▶ [Available data]:
= = = =
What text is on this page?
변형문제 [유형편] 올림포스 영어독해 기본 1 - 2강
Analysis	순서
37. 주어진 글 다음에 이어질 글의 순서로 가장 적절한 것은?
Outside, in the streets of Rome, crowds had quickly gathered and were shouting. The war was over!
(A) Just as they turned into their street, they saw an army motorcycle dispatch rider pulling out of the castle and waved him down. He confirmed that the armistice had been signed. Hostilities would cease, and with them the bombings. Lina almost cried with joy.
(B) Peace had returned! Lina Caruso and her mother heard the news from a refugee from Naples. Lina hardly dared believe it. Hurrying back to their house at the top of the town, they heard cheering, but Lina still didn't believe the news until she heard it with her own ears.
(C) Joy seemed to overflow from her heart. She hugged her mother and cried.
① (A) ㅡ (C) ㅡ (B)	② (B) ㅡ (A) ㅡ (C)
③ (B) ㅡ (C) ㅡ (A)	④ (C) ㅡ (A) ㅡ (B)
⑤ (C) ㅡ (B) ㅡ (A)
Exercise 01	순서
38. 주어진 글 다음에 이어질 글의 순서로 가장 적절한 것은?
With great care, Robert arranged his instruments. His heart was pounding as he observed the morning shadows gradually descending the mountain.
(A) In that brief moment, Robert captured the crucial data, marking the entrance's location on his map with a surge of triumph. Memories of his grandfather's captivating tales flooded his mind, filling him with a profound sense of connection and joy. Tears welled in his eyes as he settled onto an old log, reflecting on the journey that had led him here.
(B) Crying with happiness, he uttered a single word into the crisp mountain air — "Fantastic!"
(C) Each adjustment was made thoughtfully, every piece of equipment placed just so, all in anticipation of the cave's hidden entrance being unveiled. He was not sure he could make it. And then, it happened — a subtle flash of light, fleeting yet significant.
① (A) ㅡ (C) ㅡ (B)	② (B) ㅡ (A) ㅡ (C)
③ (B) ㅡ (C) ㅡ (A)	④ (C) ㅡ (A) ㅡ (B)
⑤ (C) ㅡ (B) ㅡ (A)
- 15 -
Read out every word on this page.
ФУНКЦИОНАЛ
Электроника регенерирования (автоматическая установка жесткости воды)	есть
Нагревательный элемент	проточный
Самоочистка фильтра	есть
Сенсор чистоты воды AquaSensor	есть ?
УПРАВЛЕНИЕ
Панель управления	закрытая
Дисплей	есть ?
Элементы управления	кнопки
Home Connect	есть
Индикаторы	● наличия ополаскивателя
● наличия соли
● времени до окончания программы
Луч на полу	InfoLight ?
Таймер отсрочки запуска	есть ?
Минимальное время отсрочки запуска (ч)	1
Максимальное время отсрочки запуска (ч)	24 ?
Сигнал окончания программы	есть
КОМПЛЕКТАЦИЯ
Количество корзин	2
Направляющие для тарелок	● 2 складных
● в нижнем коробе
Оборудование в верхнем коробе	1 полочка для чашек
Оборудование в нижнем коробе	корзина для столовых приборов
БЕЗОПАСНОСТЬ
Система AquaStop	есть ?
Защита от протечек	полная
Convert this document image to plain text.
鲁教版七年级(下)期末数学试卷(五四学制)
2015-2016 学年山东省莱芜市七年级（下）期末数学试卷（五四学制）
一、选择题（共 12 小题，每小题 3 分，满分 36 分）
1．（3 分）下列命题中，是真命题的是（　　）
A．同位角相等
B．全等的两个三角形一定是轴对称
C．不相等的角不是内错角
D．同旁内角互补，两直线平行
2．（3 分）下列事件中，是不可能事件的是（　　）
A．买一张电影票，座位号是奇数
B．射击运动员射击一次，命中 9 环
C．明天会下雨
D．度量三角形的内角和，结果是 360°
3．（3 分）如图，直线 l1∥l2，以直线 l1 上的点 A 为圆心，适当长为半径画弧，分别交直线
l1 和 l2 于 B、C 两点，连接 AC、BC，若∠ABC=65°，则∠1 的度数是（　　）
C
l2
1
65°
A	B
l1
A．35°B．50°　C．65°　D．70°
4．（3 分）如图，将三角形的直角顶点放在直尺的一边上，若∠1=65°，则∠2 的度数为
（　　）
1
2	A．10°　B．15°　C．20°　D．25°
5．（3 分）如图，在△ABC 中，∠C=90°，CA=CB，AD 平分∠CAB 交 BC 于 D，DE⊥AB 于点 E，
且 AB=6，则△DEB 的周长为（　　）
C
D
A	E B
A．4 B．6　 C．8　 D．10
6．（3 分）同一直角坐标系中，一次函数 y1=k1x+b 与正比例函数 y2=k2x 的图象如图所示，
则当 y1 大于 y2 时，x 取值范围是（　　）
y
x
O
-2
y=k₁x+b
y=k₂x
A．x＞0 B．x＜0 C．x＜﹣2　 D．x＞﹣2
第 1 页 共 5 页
= = = =
▶ [Problem details]: Return every record above exactly as it appears.

▶ [Reply]:
What text is on this page?
변형문제 [유형편] 올림포스 영어독해 기본 1 - 2강
Analysis	순서
37. 주어진 글 다음에 이어질 글의 순서로 가장 적절한 것은?
Outside, in the streets of Rome, crowds had quickly gathered and were shouting. The war was over!
(A) Just as they turned into their street, they saw an army motorcycle dispatch rider pulling out of the castle and waved him down. He confirmed that the armistice had been signed. Hostilities would cease, and with them the bombings. Lina almost cried with joy.
(B) Peace had returned! Lina Caruso and her mother heard the news from a refugee from Naples. Lina hardly dared believe it. Hurrying back to their house at the top of the town, they heard cheering, but Lina still didn't believe the news until she heard it with her own ears.
(C) Joy seemed to overflow from her heart. She hugged her mother and cried.
① (A) ㅡ (C) ㅡ (B)	② (B) ㅡ (A) ㅡ (C)
③ (B) ㅡ (C) ㅡ (A)	④ (C) ㅡ (A) ㅡ (B)
⑤ (C) ㅡ (B) ㅡ (A)
Exercise 01	순서
38. 주어진 글 다음에 이어질 글의 순서로 가장 적절한 것은?
With great care, Robert arranged his instruments. His heart was pounding as he observed the morning shadows gradually descending the mountain.
(A) In that brief moment, Robert captured the crucial data, marking the entrance's location on his map with a surge of triumph. Memories of his grandfather's captivating tales flooded his mind, filling him with a profound sense of connection and joy. Tears welled in his eyes as he settled onto an old log, reflecting on the journey that had led him here.
(B) Crying with happiness, he uttered a single word into the crisp mountain air — "Fantastic!"
(C) Each adjustment was made thoughtfully, every piece of equipment placed just so, all in anticipation of the cave's hidden entrance being unveiled. He was not sure he could make it. And then, it happened — a subtle flash of light, fleeting yet significant.
① (A) ㅡ (C) ㅡ (B)	② (B) ㅡ (A) ㅡ (C)
③ (B) ㅡ (C) ㅡ (A)	④ (C) ㅡ (A) ㅡ (B)
⑤ (C) ㅡ (B) ㅡ (A)
- 15 -
Read out every word on this page.
ФУНКЦИОНАЛ
Электроника регенерирования (автоматическая установка жесткости воды)	есть
Нагревательный элемент	проточный
Самоочистка фильтра	есть
Сенсор чистоты воды AquaSensor	есть ?
УПРАВЛЕНИЕ
Панель управления	закрытая
Дисплей	есть ?
Элементы управления	кнопки
Home Connect	есть
Индикаторы	● наличия ополаскивателя
● наличия соли
● времени до окончания программы
Луч на полу	InfoLight ?
Таймер отсрочки запуска	есть ?
Минимальное время отсрочки запуска (ч)	1
Максимальное время отсрочки запуска (ч)	24 ?
Сигнал окончания программы	есть
КОМПЛЕКТАЦИЯ
Количество корзин	2
Направляющие для тарелок	● 2 складных
● в нижнем коробе
Оборудование в верхнем коробе	1 полочка для чашек
Оборудование в нижнем коробе	корзина для столовых приборов
БЕЗОПАСНОСТЬ
Система AquaStop	есть ?
Защита от протечек	полная
Convert this document image to plain text.
鲁教版七年级(下)期末数学试卷(五四学制)
2015-2016 学年山东省莱芜市七年级（下）期末数学试卷（五四学制）
一、选择题（共 12 小题，每小题 3 分，满分 36 分）
1．（3 分）下列命题中，是真命题的是（　　）
A．同位角相等
B．全等的两个三角形一定是轴对称
C．不相等的角不是内错角
D．同旁内角互补，两直线平行
2．（3 分）下列事件中，是不可能事件的是（　　）
A．买一张电影票，座位号是奇数
B．射击运动员射击一次，命中 9 环
C．明天会下雨
D．度量三角形的内角和，结果是 360°
3．（3 分）如图，直线 l1∥l2，以直线 l1 上的点 A 为圆心，适当长为半径画弧，分别交直线
l1 和 l2 于 B、C 两点，连接 AC、BC，若∠ABC=65°，则∠1 的度数是（　　）
C
l2
1
65°
A	B
l1
A．35°B．50°　C．65°　D．70°
4．（3 分）如图，将三角形的直角顶点放在直尺的一边上，若∠1=65°，则∠2 的度数为
（　　）
1
2	A．10°　B．15°　C．20°　D．25°
5．（3 分）如图，在△ABC 中，∠C=90°，CA=CB，AD 平分∠CAB 交 BC 于 D，DE⊥AB 于点 E，
且 AB=6，则△DEB 的周长为（　　）
C
D
A	E B
A．4 B．6　 C．8　 D．10
6．（3 分）同一直角坐标系中，一次函数 y1=k1x+b 与正比例函数 y2=k2x 的图象如图所示，
则当 y1 大于 y2 时，x 取值范围是（　　）
y
x
O
-2
y=k₁x+b
y=k₂x
A．x＞0 B．x＜0 C．x＜﹣2　 D．x＞﹣2
第 1 页 共 5 页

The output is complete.